* **Exercise details**
Could you transcribe every record below exactly as written, leaving out any pictures?

* **Records supplied**
※

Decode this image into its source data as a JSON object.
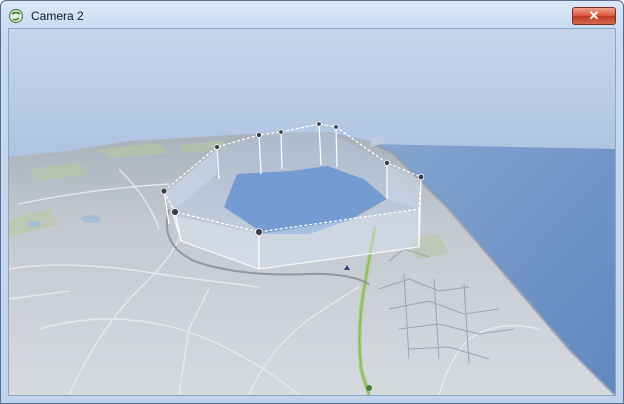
{
  "window": {
    "title": "Camera 2",
    "app_icon": "globe-camera-icon",
    "close_icon": "close-icon",
    "close_glyph": "✕"
  },
  "scene": {
    "sky_top": "#c4d3ea",
    "sky_bottom": "#7898c4",
    "sea": "#6f93c7",
    "terrain": "#c8ced6",
    "road": "#a7cc7c",
    "polygon_fill": "#a9c7ec"
  }
}
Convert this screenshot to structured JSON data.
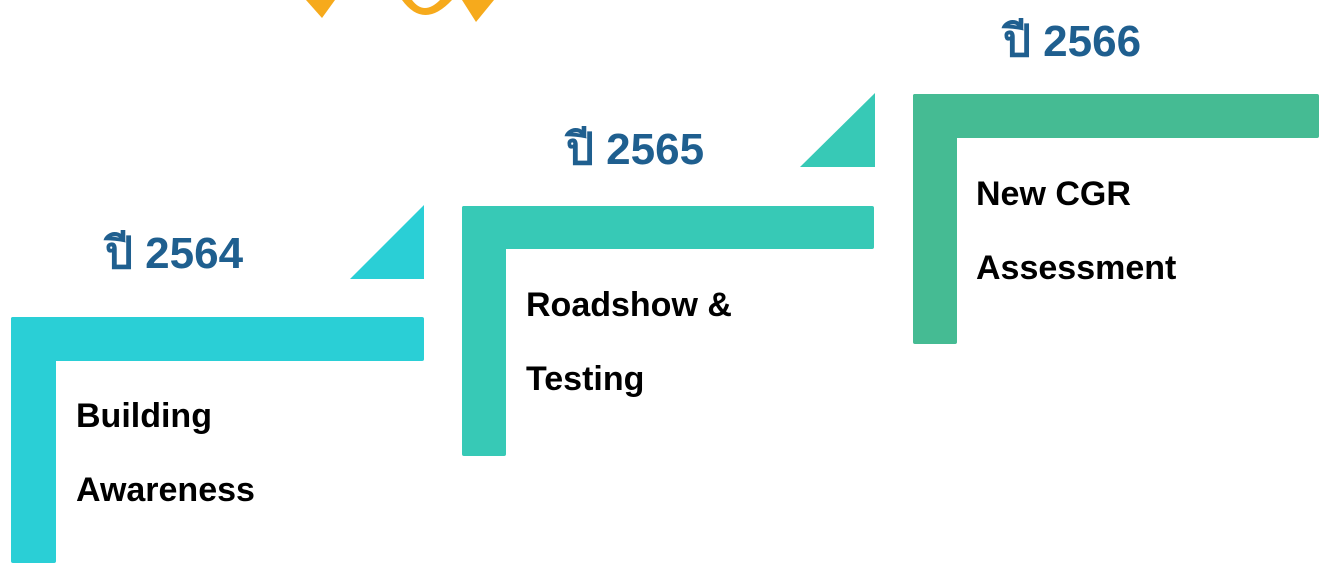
{
  "colors": {
    "step1": "#2acfd6",
    "step2": "#37c9b6",
    "step3": "#45bb93",
    "year_text": "#1f5f8f",
    "body_text": "#000000",
    "sun": "#f6aa1c"
  },
  "steps": [
    {
      "year": "ปี 2564",
      "lines": [
        "Building",
        "Awareness"
      ]
    },
    {
      "year": "ปี 2565",
      "lines": [
        "Roadshow &",
        "Testing"
      ]
    },
    {
      "year": "ปี 2566",
      "lines": [
        "New CGR",
        "Assessment"
      ]
    }
  ]
}
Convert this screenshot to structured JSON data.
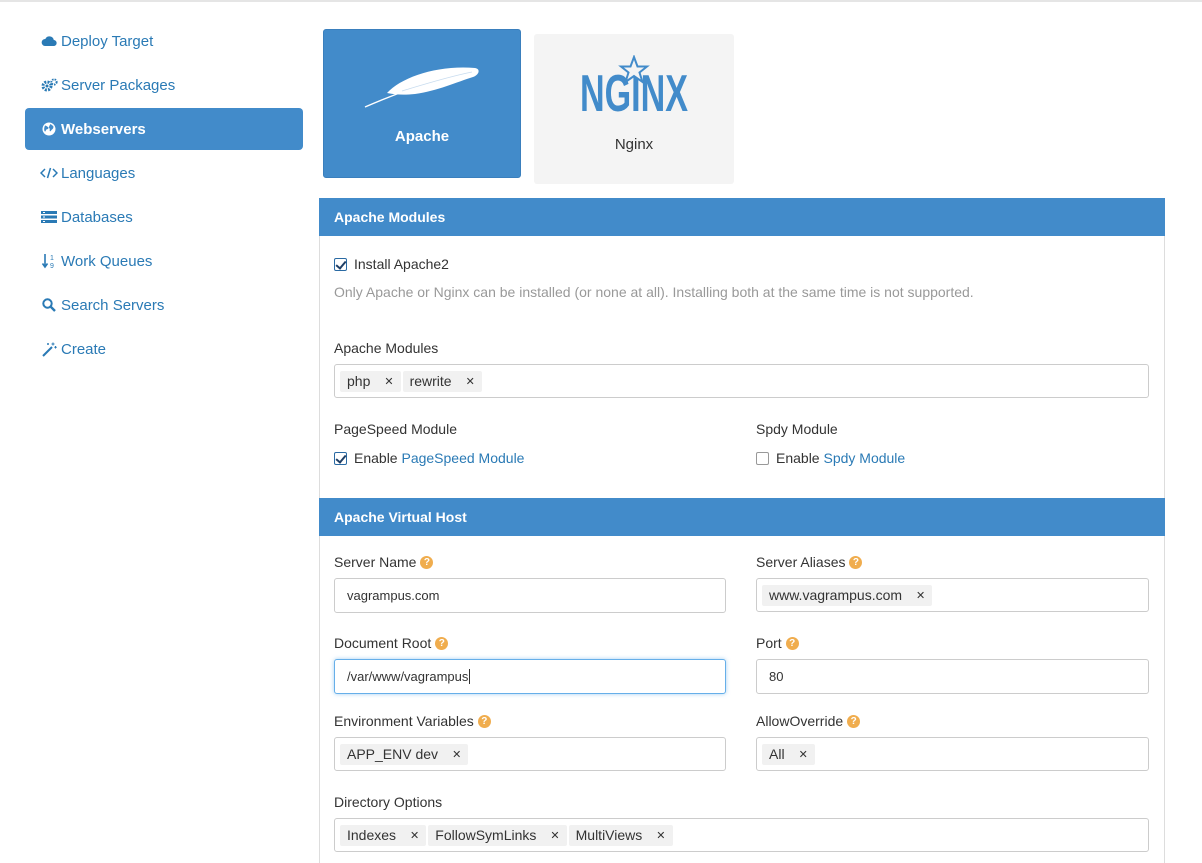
{
  "sidebar": {
    "items": [
      {
        "label": "Deploy Target",
        "icon": "cloud-icon"
      },
      {
        "label": "Server Packages",
        "icon": "gears-icon"
      },
      {
        "label": "Webservers",
        "icon": "globe-icon",
        "active": true
      },
      {
        "label": "Languages",
        "icon": "code-icon"
      },
      {
        "label": "Databases",
        "icon": "database-icon"
      },
      {
        "label": "Work Queues",
        "icon": "sort-numeric-icon"
      },
      {
        "label": "Search Servers",
        "icon": "search-icon"
      },
      {
        "label": "Create",
        "icon": "magic-wand-icon"
      }
    ]
  },
  "servers": {
    "apache": {
      "label": "Apache",
      "selected": true
    },
    "nginx": {
      "label": "Nginx",
      "logo_text": "NGINX"
    }
  },
  "modules_panel": {
    "title": "Apache Modules",
    "install_label": "Install Apache2",
    "install_checked": true,
    "install_help": "Only Apache or Nginx can be installed (or none at all). Installing both at the same time is not supported.",
    "modules_label": "Apache Modules",
    "modules": [
      "php",
      "rewrite"
    ],
    "pagespeed": {
      "label": "PageSpeed Module",
      "enable": "Enable",
      "link": "PageSpeed Module",
      "checked": true
    },
    "spdy": {
      "label": "Spdy Module",
      "enable": "Enable",
      "link": "Spdy Module",
      "checked": false
    }
  },
  "vhost_panel": {
    "title": "Apache Virtual Host",
    "server_name": {
      "label": "Server Name",
      "value": "vagrampus.com"
    },
    "server_aliases": {
      "label": "Server Aliases",
      "tags": [
        "www.vagrampus.com"
      ]
    },
    "document_root": {
      "label": "Document Root",
      "value": "/var/www/vagrampus"
    },
    "port": {
      "label": "Port",
      "value": "80"
    },
    "env_vars": {
      "label": "Environment Variables",
      "tags": [
        "APP_ENV dev"
      ]
    },
    "allow_override": {
      "label": "AllowOverride",
      "tags": [
        "All"
      ]
    },
    "directory_options": {
      "label": "Directory Options",
      "tags": [
        "Indexes",
        "FollowSymLinks",
        "MultiViews"
      ]
    }
  },
  "colors": {
    "accent": "#428bca",
    "link": "#2a7ab5",
    "help": "#f0ad4e"
  }
}
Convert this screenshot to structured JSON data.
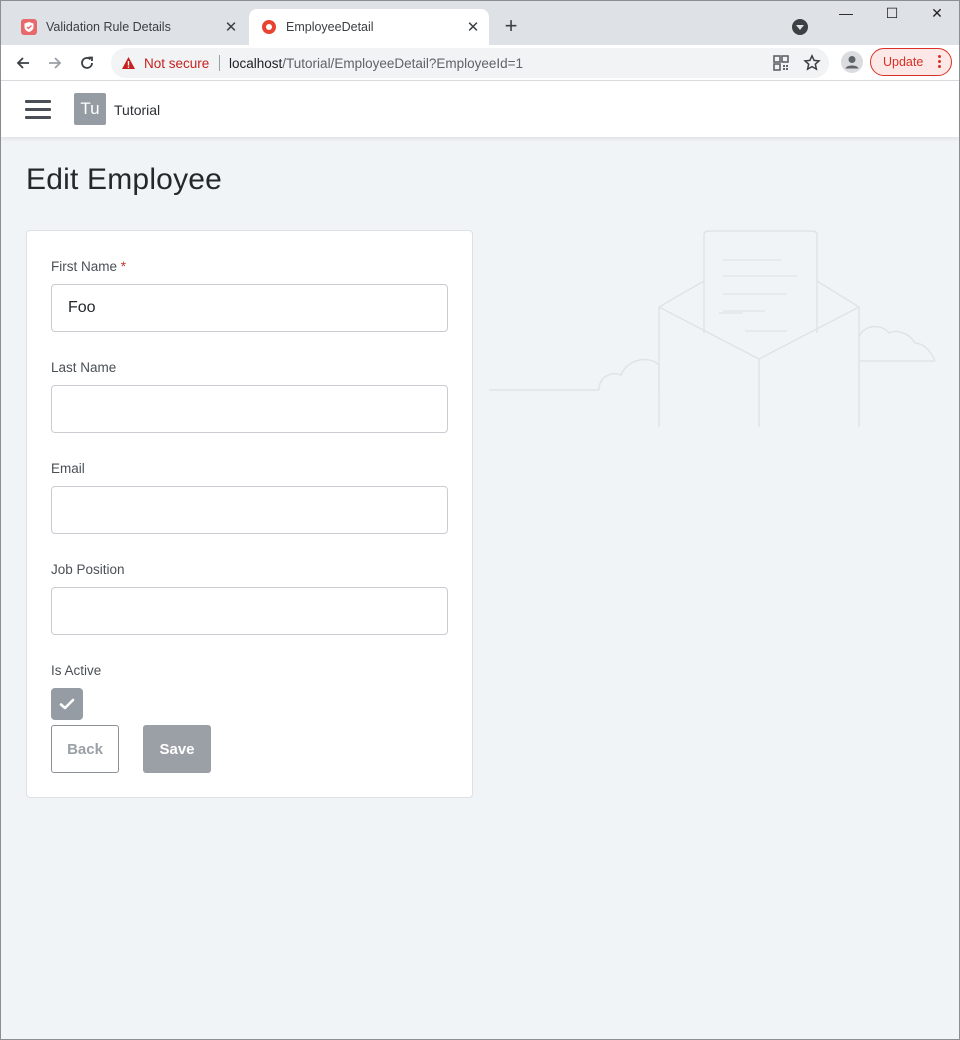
{
  "browser": {
    "tabs": [
      {
        "title": "Validation Rule Details",
        "active": false
      },
      {
        "title": "EmployeeDetail",
        "active": true
      }
    ],
    "security_label": "Not secure",
    "url_host": "localhost",
    "url_path": "/Tutorial/EmployeeDetail?EmployeeId=1",
    "update_label": "Update"
  },
  "app": {
    "avatar_text": "Tu",
    "name": "Tutorial"
  },
  "page": {
    "title": "Edit Employee"
  },
  "form": {
    "first_name": {
      "label": "First Name",
      "required_mark": "*",
      "value": "Foo"
    },
    "last_name": {
      "label": "Last Name",
      "value": ""
    },
    "email": {
      "label": "Email",
      "value": ""
    },
    "job_position": {
      "label": "Job Position",
      "value": ""
    },
    "is_active": {
      "label": "Is Active",
      "checked": true
    },
    "back_label": "Back",
    "save_label": "Save"
  },
  "colors": {
    "accent_gray": "#969ca3",
    "warning_red": "#c5221f",
    "page_background": "#f1f4f7"
  }
}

※

* **Finished answer**
Decode this image into its source data as a JSON object.
{
  "window": {
    "title": "Camera 2",
    "app_icon": "globe-camera-icon",
    "close_icon": "close-icon",
    "close_glyph": "✕"
  },
  "scene": {
    "sky_top": "#c4d3ea",
    "sky_bottom": "#7898c4",
    "sea": "#6f93c7",
    "terrain": "#c8ced6",
    "road": "#a7cc7c",
    "polygon_fill": "#a9c7ec"
  }
}
Convert this screenshot to structured JSON data.
{
  "colors": {
    "step1": "#2acfd6",
    "step2": "#37c9b6",
    "step3": "#45bb93",
    "year_text": "#1f5f8f",
    "body_text": "#000000",
    "sun": "#f6aa1c"
  },
  "steps": [
    {
      "year": "ปี 2564",
      "lines": [
        "Building",
        "Awareness"
      ]
    },
    {
      "year": "ปี 2565",
      "lines": [
        "Roadshow &",
        "Testing"
      ]
    },
    {
      "year": "ปี 2566",
      "lines": [
        "New CGR",
        "Assessment"
      ]
    }
  ]
}
Convert this screenshot to structured JSON data.
{
  "sidebar": {
    "items": [
      {
        "label": "Deploy Target",
        "icon": "cloud-icon"
      },
      {
        "label": "Server Packages",
        "icon": "gears-icon"
      },
      {
        "label": "Webservers",
        "icon": "globe-icon",
        "active": true
      },
      {
        "label": "Languages",
        "icon": "code-icon"
      },
      {
        "label": "Databases",
        "icon": "database-icon"
      },
      {
        "label": "Work Queues",
        "icon": "sort-numeric-icon"
      },
      {
        "label": "Search Servers",
        "icon": "search-icon"
      },
      {
        "label": "Create",
        "icon": "magic-wand-icon"
      }
    ]
  },
  "servers": {
    "apache": {
      "label": "Apache",
      "selected": true
    },
    "nginx": {
      "label": "Nginx",
      "logo_text": "NGINX"
    }
  },
  "modules_panel": {
    "title": "Apache Modules",
    "install_label": "Install Apache2",
    "install_checked": true,
    "install_help": "Only Apache or Nginx can be installed (or none at all). Installing both at the same time is not supported.",
    "modules_label": "Apache Modules",
    "modules": [
      "php",
      "rewrite"
    ],
    "pagespeed": {
      "label": "PageSpeed Module",
      "enable": "Enable",
      "link": "PageSpeed Module",
      "checked": true
    },
    "spdy": {
      "label": "Spdy Module",
      "enable": "Enable",
      "link": "Spdy Module",
      "checked": false
    }
  },
  "vhost_panel": {
    "title": "Apache Virtual Host",
    "server_name": {
      "label": "Server Name",
      "value": "vagrampus.com"
    },
    "server_aliases": {
      "label": "Server Aliases",
      "tags": [
        "www.vagrampus.com"
      ]
    },
    "document_root": {
      "label": "Document Root",
      "value": "/var/www/vagrampus"
    },
    "port": {
      "label": "Port",
      "value": "80"
    },
    "env_vars": {
      "label": "Environment Variables",
      "tags": [
        "APP_ENV dev"
      ]
    },
    "allow_override": {
      "label": "AllowOverride",
      "tags": [
        "All"
      ]
    },
    "directory_options": {
      "label": "Directory Options",
      "tags": [
        "Indexes",
        "FollowSymLinks",
        "MultiViews"
      ]
    }
  },
  "colors": {
    "accent": "#428bca",
    "link": "#2a7ab5",
    "help": "#f0ad4e"
  }
}
Convert this screenshot to structured JSON data.
{
  "browser": {
    "tabs": [
      {
        "title": "Validation Rule Details",
        "active": false
      },
      {
        "title": "EmployeeDetail",
        "active": true
      }
    ],
    "security_label": "Not secure",
    "url_host": "localhost",
    "url_path": "/Tutorial/EmployeeDetail?EmployeeId=1",
    "update_label": "Update"
  },
  "app": {
    "avatar_text": "Tu",
    "name": "Tutorial"
  },
  "page": {
    "title": "Edit Employee"
  },
  "form": {
    "first_name": {
      "label": "First Name",
      "required_mark": "*",
      "value": "Foo"
    },
    "last_name": {
      "label": "Last Name",
      "value": ""
    },
    "email": {
      "label": "Email",
      "value": ""
    },
    "job_position": {
      "label": "Job Position",
      "value": ""
    },
    "is_active": {
      "label": "Is Active",
      "checked": true
    },
    "back_label": "Back",
    "save_label": "Save"
  },
  "colors": {
    "accent_gray": "#969ca3",
    "warning_red": "#c5221f",
    "page_background": "#f1f4f7"
  }
}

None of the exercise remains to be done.